Your task is to tally the lines of the listing containing the word "ollut" and report the figure alone.

» **PROVIDED ENTRIES**:

▶

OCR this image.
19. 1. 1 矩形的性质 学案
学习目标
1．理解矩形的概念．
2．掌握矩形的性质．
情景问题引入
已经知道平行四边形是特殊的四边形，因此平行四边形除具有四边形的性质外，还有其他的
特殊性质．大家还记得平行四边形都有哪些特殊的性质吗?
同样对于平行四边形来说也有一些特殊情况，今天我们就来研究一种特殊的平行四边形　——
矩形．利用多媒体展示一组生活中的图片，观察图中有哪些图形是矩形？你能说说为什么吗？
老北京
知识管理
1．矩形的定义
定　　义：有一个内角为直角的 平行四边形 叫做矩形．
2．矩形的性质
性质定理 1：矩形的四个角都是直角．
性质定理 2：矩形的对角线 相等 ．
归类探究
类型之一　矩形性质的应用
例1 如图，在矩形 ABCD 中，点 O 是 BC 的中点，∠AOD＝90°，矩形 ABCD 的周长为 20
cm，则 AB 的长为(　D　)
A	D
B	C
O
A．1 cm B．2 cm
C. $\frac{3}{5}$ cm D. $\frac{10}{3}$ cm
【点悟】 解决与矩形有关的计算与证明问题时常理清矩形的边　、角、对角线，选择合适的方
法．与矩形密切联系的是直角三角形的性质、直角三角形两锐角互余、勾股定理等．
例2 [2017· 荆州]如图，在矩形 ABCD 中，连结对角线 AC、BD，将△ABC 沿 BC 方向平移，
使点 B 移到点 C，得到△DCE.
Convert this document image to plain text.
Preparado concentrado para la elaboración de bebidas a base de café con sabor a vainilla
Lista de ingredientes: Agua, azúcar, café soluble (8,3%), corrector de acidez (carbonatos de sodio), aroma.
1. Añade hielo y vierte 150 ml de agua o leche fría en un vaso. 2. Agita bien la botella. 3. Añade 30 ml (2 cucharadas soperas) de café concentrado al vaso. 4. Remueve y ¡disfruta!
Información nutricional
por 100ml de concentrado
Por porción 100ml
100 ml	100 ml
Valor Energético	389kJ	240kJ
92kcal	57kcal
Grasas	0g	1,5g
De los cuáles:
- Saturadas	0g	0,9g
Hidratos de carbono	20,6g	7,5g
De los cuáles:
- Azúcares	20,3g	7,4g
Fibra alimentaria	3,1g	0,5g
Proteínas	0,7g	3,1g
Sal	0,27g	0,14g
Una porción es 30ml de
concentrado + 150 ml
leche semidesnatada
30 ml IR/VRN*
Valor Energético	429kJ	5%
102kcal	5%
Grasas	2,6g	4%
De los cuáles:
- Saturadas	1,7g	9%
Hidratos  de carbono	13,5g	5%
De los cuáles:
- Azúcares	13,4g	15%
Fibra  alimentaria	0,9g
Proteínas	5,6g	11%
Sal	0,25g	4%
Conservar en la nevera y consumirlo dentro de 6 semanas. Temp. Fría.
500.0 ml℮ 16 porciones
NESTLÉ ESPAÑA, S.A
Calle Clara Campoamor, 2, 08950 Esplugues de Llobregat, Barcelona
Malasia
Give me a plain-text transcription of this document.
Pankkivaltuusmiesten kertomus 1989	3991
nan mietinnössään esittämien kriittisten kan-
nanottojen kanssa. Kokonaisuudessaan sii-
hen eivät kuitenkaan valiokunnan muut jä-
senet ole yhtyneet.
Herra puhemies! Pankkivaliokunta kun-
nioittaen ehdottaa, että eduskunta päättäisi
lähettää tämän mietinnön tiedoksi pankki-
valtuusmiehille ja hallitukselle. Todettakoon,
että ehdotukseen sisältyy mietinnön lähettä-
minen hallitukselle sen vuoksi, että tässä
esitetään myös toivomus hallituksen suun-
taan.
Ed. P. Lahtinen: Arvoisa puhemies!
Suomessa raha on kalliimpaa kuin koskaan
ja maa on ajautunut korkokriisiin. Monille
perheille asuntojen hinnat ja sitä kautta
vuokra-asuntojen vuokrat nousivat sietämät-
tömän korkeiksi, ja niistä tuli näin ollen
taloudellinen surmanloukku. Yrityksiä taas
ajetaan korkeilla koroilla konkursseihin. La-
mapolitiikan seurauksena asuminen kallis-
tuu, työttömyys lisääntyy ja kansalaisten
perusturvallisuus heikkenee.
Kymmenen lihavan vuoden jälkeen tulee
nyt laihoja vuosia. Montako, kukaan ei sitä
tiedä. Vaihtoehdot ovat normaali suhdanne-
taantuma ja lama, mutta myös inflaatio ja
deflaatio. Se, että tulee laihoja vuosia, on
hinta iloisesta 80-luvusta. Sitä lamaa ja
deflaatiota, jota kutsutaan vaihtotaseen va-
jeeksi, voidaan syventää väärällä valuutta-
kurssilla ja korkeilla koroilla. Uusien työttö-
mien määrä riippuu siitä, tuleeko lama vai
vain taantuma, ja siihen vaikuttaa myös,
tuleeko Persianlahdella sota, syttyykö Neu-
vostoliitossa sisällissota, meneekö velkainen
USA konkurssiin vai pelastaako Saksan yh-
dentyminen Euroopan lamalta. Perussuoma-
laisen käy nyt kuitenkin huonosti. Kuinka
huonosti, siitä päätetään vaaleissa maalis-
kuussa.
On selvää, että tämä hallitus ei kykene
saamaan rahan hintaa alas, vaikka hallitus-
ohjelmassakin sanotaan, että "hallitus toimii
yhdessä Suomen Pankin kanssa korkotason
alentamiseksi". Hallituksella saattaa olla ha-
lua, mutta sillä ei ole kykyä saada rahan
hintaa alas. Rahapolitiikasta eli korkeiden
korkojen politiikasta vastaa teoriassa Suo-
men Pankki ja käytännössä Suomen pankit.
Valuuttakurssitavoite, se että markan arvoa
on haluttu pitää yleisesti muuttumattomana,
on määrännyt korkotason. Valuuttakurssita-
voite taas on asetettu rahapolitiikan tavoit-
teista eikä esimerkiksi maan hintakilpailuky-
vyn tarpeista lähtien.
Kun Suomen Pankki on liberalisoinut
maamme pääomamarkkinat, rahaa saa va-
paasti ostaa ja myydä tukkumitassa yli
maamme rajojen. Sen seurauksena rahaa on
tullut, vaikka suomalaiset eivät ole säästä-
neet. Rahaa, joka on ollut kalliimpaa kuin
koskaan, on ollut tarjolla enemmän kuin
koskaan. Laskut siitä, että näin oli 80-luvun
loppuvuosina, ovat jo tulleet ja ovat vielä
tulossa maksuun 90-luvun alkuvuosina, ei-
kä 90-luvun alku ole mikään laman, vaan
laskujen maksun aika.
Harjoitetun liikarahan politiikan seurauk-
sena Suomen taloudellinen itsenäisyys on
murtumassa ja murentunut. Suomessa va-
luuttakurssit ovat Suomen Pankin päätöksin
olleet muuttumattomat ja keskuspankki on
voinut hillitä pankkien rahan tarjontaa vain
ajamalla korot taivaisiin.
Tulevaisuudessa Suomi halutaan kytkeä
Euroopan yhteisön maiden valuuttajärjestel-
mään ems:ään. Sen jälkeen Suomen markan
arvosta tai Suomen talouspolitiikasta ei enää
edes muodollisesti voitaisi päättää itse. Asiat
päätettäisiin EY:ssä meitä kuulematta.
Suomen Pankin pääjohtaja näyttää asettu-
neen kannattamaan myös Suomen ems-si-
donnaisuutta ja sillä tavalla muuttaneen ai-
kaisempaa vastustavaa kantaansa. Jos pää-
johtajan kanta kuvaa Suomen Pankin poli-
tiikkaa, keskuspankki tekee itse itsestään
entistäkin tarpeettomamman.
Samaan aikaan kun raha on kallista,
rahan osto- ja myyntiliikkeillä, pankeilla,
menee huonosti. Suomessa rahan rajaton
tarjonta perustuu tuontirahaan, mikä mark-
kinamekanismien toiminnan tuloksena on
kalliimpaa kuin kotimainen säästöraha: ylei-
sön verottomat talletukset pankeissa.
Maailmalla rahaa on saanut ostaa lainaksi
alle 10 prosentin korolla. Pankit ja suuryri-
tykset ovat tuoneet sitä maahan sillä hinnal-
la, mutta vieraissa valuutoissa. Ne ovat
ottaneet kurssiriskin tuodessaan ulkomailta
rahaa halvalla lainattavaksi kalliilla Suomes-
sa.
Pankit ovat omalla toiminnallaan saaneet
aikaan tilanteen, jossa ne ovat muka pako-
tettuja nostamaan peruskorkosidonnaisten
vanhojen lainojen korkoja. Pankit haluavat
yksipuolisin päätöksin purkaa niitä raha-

◀

» **TASK RESULT**: 2